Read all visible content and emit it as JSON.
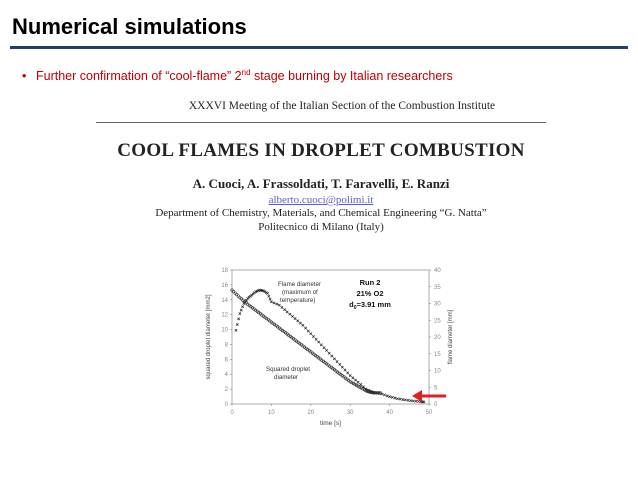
{
  "slide": {
    "title": "Numerical simulations",
    "bullet": "Further confirmation of “cool-flame” 2nd stage burning by Italian researchers",
    "bullet_prefix": "Further confirmation of “cool-flame” 2",
    "bullet_sup": "nd",
    "bullet_suffix": " stage burning by Italian researchers"
  },
  "paper": {
    "meeting": "XXXVI Meeting of the Italian Section of the Combustion Institute",
    "title": "COOL FLAMES IN DROPLET COMBUSTION",
    "authors": "A. Cuoci, A. Frassoldati, T. Faravelli, E. Ranzi",
    "email": "alberto.cuoci@polimi.it",
    "department": "Department of Chemistry, Materials, and Chemical Engineering “G. Natta”",
    "university": "Politecnico di Milano (Italy)"
  },
  "chart_data": {
    "type": "scatter",
    "xlabel": "time [s]",
    "ylabel_left": "squared droplet diameter [mm2]",
    "ylabel_right": "flame diameter [mm]",
    "xlim": [
      0,
      50
    ],
    "ylim_left": [
      0,
      18
    ],
    "ylim_right": [
      0,
      40
    ],
    "xticks": [
      "0",
      "10",
      "20",
      "30",
      "40",
      "50"
    ],
    "yticks_left": [
      "0",
      "2",
      "4",
      "6",
      "8",
      "10",
      "12",
      "14",
      "16",
      "18"
    ],
    "yticks_right": [
      "0",
      "5",
      "10",
      "15",
      "20",
      "25",
      "30",
      "35",
      "40"
    ],
    "run_label": "Run 2",
    "o2_label": "21% O2",
    "d0_label": "d",
    "d0_sub": "0",
    "d0_value": "=3.91 mm",
    "annotation_flame": [
      "Flame diameter",
      "(maximum of",
      "temperature)"
    ],
    "annotation_droplet": [
      "Squared droplet",
      "diameter"
    ],
    "series": [
      {
        "name": "Squared droplet diameter",
        "x": [
          0,
          2,
          4,
          6,
          8,
          10,
          12,
          14,
          16,
          18,
          20,
          22,
          24,
          26,
          28,
          30,
          32,
          34,
          35,
          36,
          38
        ],
        "y": [
          15.3,
          14.3,
          13.4,
          12.6,
          11.8,
          11.0,
          10.2,
          9.4,
          8.6,
          7.8,
          7.0,
          6.2,
          5.4,
          4.6,
          3.8,
          3.0,
          2.4,
          1.8,
          1.6,
          1.5,
          1.5
        ]
      },
      {
        "name": "Flame diameter",
        "x": [
          1,
          2,
          3,
          4,
          5,
          6,
          7,
          8,
          9,
          10,
          12,
          14,
          16,
          18,
          20,
          22,
          24,
          26,
          28,
          30,
          32,
          34,
          36,
          38,
          40,
          42,
          44,
          46,
          48,
          49
        ],
        "y": [
          22,
          27,
          30,
          31.5,
          32.5,
          33.5,
          34,
          33.8,
          33,
          30.5,
          29.5,
          27.5,
          25.5,
          23.5,
          21,
          18.5,
          16,
          13.5,
          11,
          8.5,
          6.5,
          4.5,
          3.5,
          3,
          2.2,
          1.6,
          1.2,
          0.9,
          0.7,
          0.6
        ]
      }
    ],
    "marker_color": "#333333",
    "arrow_color": "#e02020"
  }
}
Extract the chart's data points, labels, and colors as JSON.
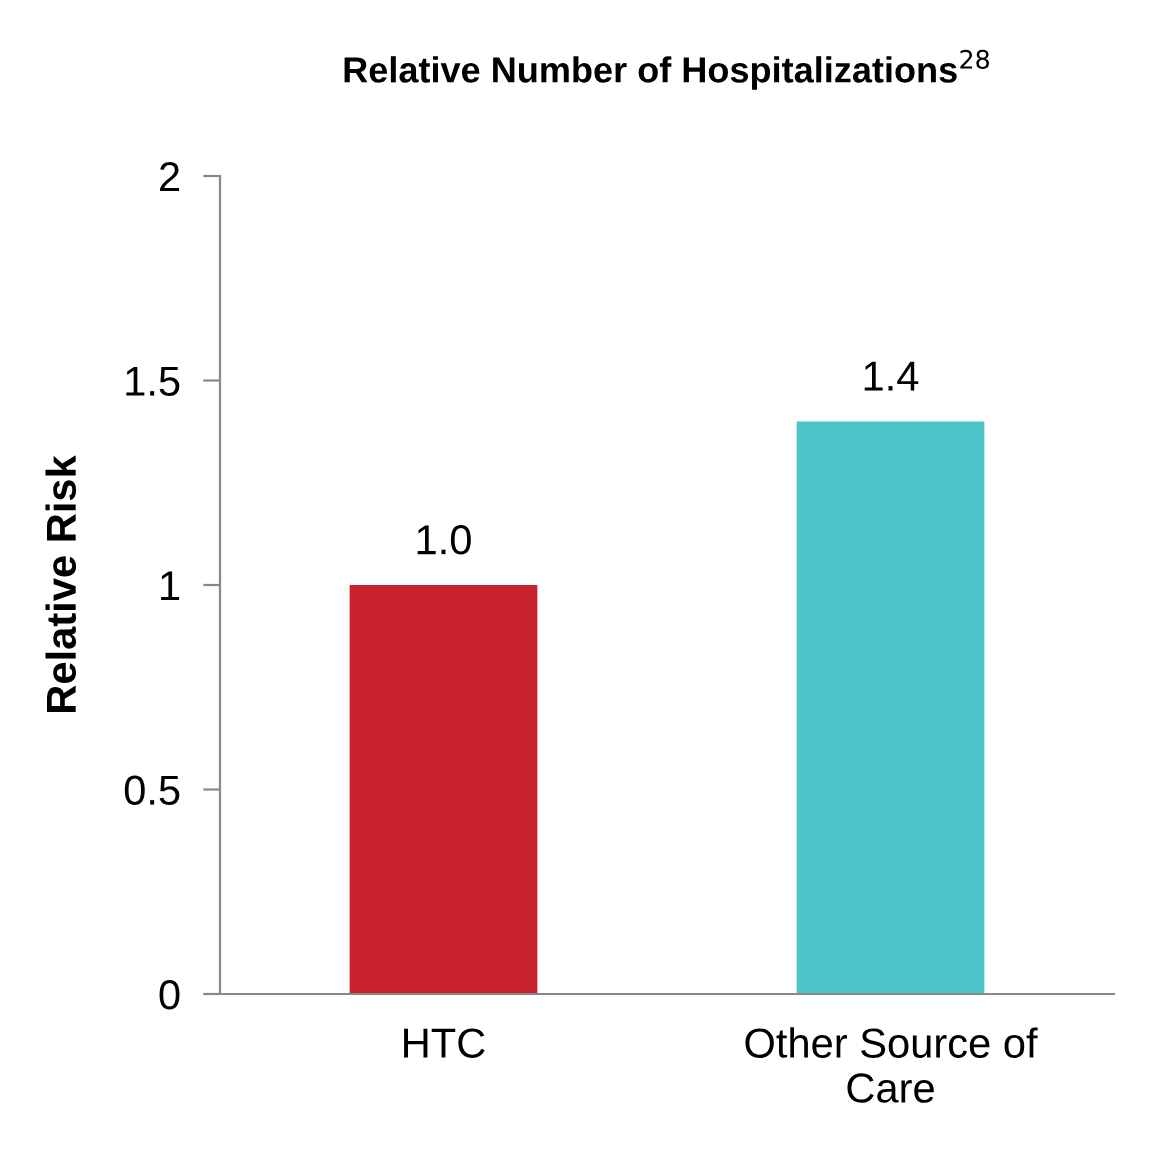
{
  "chart_data": {
    "type": "bar",
    "title": "Relative Number of Hospitalizations$^{28}$",
    "ylabel": "Relative Risk",
    "categories": [
      "HTC",
      "Other Source of\nCare"
    ],
    "values": [
      1.0,
      1.4
    ],
    "colors": [
      "#c8232c",
      "#4cc6c8"
    ],
    "value_labels": [
      "1.0",
      "1.4"
    ],
    "ylim": [
      0,
      2
    ],
    "yticks": [
      0,
      0.5,
      1,
      1.5,
      2
    ],
    "grid": false,
    "legend": false
  }
}
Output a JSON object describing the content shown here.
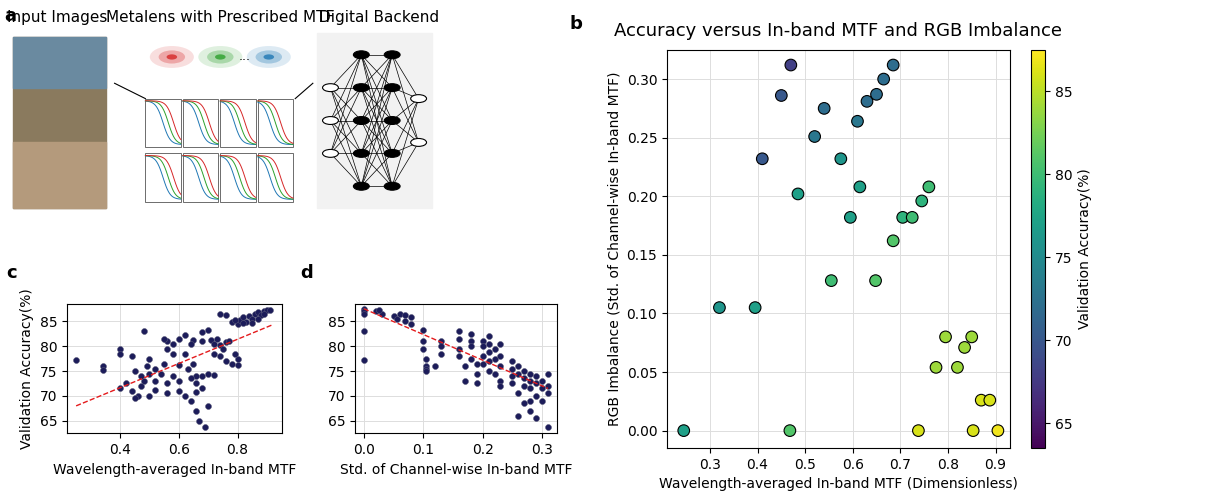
{
  "panel_a": {
    "panel_label": "a",
    "texts": {
      "input": "Input Images",
      "metalens": "Metalens with Prescribed MTF",
      "backend": "Digital Backend",
      "ellipsis": "..."
    }
  },
  "chart_data": [
    {
      "type": "scatter",
      "panel_label": "b",
      "title": "Accuracy versus In-band MTF and RGB Imbalance",
      "x_label": "Wavelength-averaged In-band MTF (Dimensionless)",
      "y_label": "RGB Imbalance (Std. of Channel-wise In-band MTF)",
      "x": [
        0.47,
        0.45,
        0.54,
        0.63,
        0.65,
        0.665,
        0.685,
        0.52,
        0.61,
        0.41,
        0.575,
        0.485,
        0.615,
        0.76,
        0.745,
        0.595,
        0.705,
        0.725,
        0.685,
        0.32,
        0.395,
        0.555,
        0.648,
        0.795,
        0.85,
        0.835,
        0.775,
        0.82,
        0.87,
        0.888,
        0.245,
        0.468,
        0.738,
        0.853,
        0.905
      ],
      "y": [
        0.312,
        0.286,
        0.275,
        0.281,
        0.287,
        0.3,
        0.312,
        0.251,
        0.264,
        0.232,
        0.232,
        0.202,
        0.208,
        0.208,
        0.196,
        0.182,
        0.182,
        0.182,
        0.162,
        0.105,
        0.105,
        0.128,
        0.128,
        0.08,
        0.08,
        0.071,
        0.054,
        0.054,
        0.026,
        0.026,
        0.0,
        0.0,
        0.0,
        0.0,
        0.0
      ],
      "accuracy": [
        68,
        70,
        72,
        72,
        72,
        72,
        72,
        73,
        73,
        70,
        76,
        77,
        77,
        80,
        79,
        77,
        79,
        80,
        81,
        76,
        77,
        80,
        81,
        84,
        84,
        84,
        84,
        84,
        86,
        86,
        77,
        81,
        86,
        86,
        87
      ],
      "colorbar": {
        "label": "Validation Accuracy(%)",
        "range": [
          63.5,
          87.5
        ],
        "ticks": [
          65,
          70,
          75,
          80,
          85
        ]
      },
      "xlim": [
        0.21,
        0.93
      ],
      "xticks": [
        0.3,
        0.4,
        0.5,
        0.6,
        0.7,
        0.8,
        0.9
      ],
      "ylim": [
        -0.015,
        0.325
      ],
      "yticks": [
        {
          "value": 0.0,
          "label": "0.00"
        },
        {
          "value": 0.05,
          "label": "0.05"
        },
        {
          "value": 0.1,
          "label": "0.10"
        },
        {
          "value": 0.15,
          "label": "0.15"
        },
        {
          "value": 0.2,
          "label": "0.20"
        },
        {
          "value": 0.25,
          "label": "0.25"
        },
        {
          "value": 0.3,
          "label": "0.30"
        }
      ],
      "grid": true
    },
    {
      "type": "scatter",
      "panel_label": "c",
      "x_label": "Wavelength-averaged In-band MTF",
      "y_label": "Validation Accuracy(%)",
      "color": "#1c1c5a",
      "x": [
        0.8,
        0.81,
        0.82,
        0.83,
        0.84,
        0.85,
        0.86,
        0.87,
        0.88,
        0.89,
        0.9,
        0.91,
        0.85,
        0.87,
        0.82,
        0.89,
        0.78,
        0.76,
        0.74,
        0.79,
        0.7,
        0.71,
        0.72,
        0.73,
        0.74,
        0.75,
        0.76,
        0.77,
        0.72,
        0.74,
        0.76,
        0.78,
        0.8,
        0.8,
        0.79,
        0.68,
        0.68,
        0.65,
        0.64,
        0.62,
        0.6,
        0.58,
        0.56,
        0.55,
        0.62,
        0.58,
        0.56,
        0.5,
        0.52,
        0.55,
        0.6,
        0.65,
        0.63,
        0.68,
        0.66,
        0.64,
        0.7,
        0.72,
        0.66,
        0.68,
        0.62,
        0.64,
        0.66,
        0.67,
        0.69,
        0.7,
        0.6,
        0.58,
        0.56,
        0.54,
        0.52,
        0.5,
        0.49,
        0.48,
        0.47,
        0.45,
        0.47,
        0.46,
        0.45,
        0.44,
        0.42,
        0.4,
        0.4,
        0.4,
        0.48,
        0.44,
        0.34,
        0.34,
        0.25,
        0.5,
        0.52,
        0.56,
        0.6,
        0.66
      ],
      "y": [
        84.5,
        85.2,
        85.8,
        84.8,
        86,
        85.4,
        86.5,
        86.8,
        86.2,
        87,
        87.3,
        87.2,
        84.6,
        85.5,
        84.7,
        86.5,
        84.9,
        86.2,
        86.5,
        85.3,
        83.3,
        81.2,
        80.5,
        81.5,
        80.2,
        79.5,
        80.8,
        81,
        78.5,
        78,
        77,
        76.5,
        77.5,
        76.2,
        78.4,
        82.8,
        81,
        81.3,
        80.5,
        82.3,
        81.5,
        80.5,
        81,
        81.5,
        78.5,
        78.5,
        79.5,
        77.5,
        75.5,
        76.5,
        76.3,
        76.5,
        75.5,
        74,
        74,
        73.5,
        74.4,
        74.2,
        72.5,
        71.5,
        70,
        69,
        67,
        65,
        63.7,
        68,
        73,
        74,
        72.5,
        74.5,
        73,
        74.5,
        76,
        73,
        74,
        75,
        72,
        70,
        69.5,
        71,
        72.5,
        71.5,
        79.5,
        78.5,
        83,
        78,
        76,
        75.2,
        77.3,
        70,
        71.2,
        70.5,
        71,
        70.8
      ],
      "fit": {
        "x": [
          0.25,
          0.92
        ],
        "y": [
          68,
          84.3
        ],
        "color": "#e41a1c",
        "line_style": "dashed"
      },
      "xlim": [
        0.22,
        0.95
      ],
      "xticks": [
        0.4,
        0.6,
        0.8
      ],
      "ylim": [
        62.5,
        88.5
      ],
      "yticks": [
        65,
        70,
        75,
        80,
        85
      ],
      "grid": true
    },
    {
      "type": "scatter",
      "panel_label": "d",
      "x_label": "Std. of Channel-wise In-band MTF",
      "color": "#1c1c5a",
      "x": [
        0,
        0,
        0,
        0,
        0,
        0.02,
        0.03,
        0.025,
        0.05,
        0.055,
        0.06,
        0.07,
        0.07,
        0.08,
        0.08,
        0.1,
        0.1,
        0.1,
        0.105,
        0.105,
        0.105,
        0.105,
        0.13,
        0.13,
        0.13,
        0.16,
        0.16,
        0.16,
        0.16,
        0.17,
        0.17,
        0.18,
        0.18,
        0.18,
        0.18,
        0.19,
        0.19,
        0.2,
        0.2,
        0.2,
        0.2,
        0.21,
        0.21,
        0.21,
        0.21,
        0.21,
        0.22,
        0.22,
        0.22,
        0.23,
        0.23,
        0.23,
        0.23,
        0.23,
        0.25,
        0.25,
        0.25,
        0.25,
        0.26,
        0.26,
        0.26,
        0.27,
        0.27,
        0.27,
        0.28,
        0.28,
        0.28,
        0.28,
        0.28,
        0.29,
        0.29,
        0.29,
        0.29,
        0.3,
        0.3,
        0.3,
        0.31,
        0.31,
        0.31,
        0.31,
        0.27,
        0.26,
        0.19,
        0.12
      ],
      "y": [
        87.5,
        87,
        86.5,
        83,
        77.3,
        87,
        86.5,
        87.2,
        86,
        85.5,
        86.5,
        86.2,
        85,
        84.5,
        85.8,
        83.3,
        81,
        79.5,
        76,
        75.5,
        77.5,
        75,
        81,
        80,
        78.5,
        83,
        81.5,
        79.5,
        78,
        76,
        73,
        82.5,
        81,
        80,
        77.5,
        76.5,
        74.5,
        81,
        80,
        78,
        76.5,
        82,
        80.5,
        78.8,
        77,
        75,
        79.5,
        77.5,
        74.5,
        80.5,
        78,
        76,
        73,
        72,
        77,
        75.5,
        74,
        72.5,
        76,
        74.5,
        70.5,
        75,
        73.5,
        72,
        74.5,
        73,
        71.5,
        69,
        67,
        74,
        72.5,
        70,
        65.5,
        73,
        71.5,
        69,
        74.5,
        72,
        70.5,
        63.7,
        68.5,
        66,
        72.5,
        76
      ],
      "fit": {
        "x": [
          0.0,
          0.31
        ],
        "y": [
          87.5,
          71.5
        ],
        "color": "#e41a1c",
        "line_style": "dashed"
      },
      "xlim": [
        -0.015,
        0.325
      ],
      "xticks": [
        {
          "value": 0.0,
          "label": "0.0"
        },
        0.1,
        0.2,
        0.3
      ],
      "ylim": [
        62.5,
        88.5
      ],
      "yticks": [
        65,
        70,
        75,
        80,
        85
      ],
      "grid": true
    }
  ]
}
━━━━━━━━━━
— Given request —
Extract all lines from the data in which "confirmation" is found.

— Full answer —
    "bullet": "Further confirmation of “cool-flame” 2nd stage burning by Italian researchers",
    "bullet_prefix": "Further confirmation of “cool-flame” 2",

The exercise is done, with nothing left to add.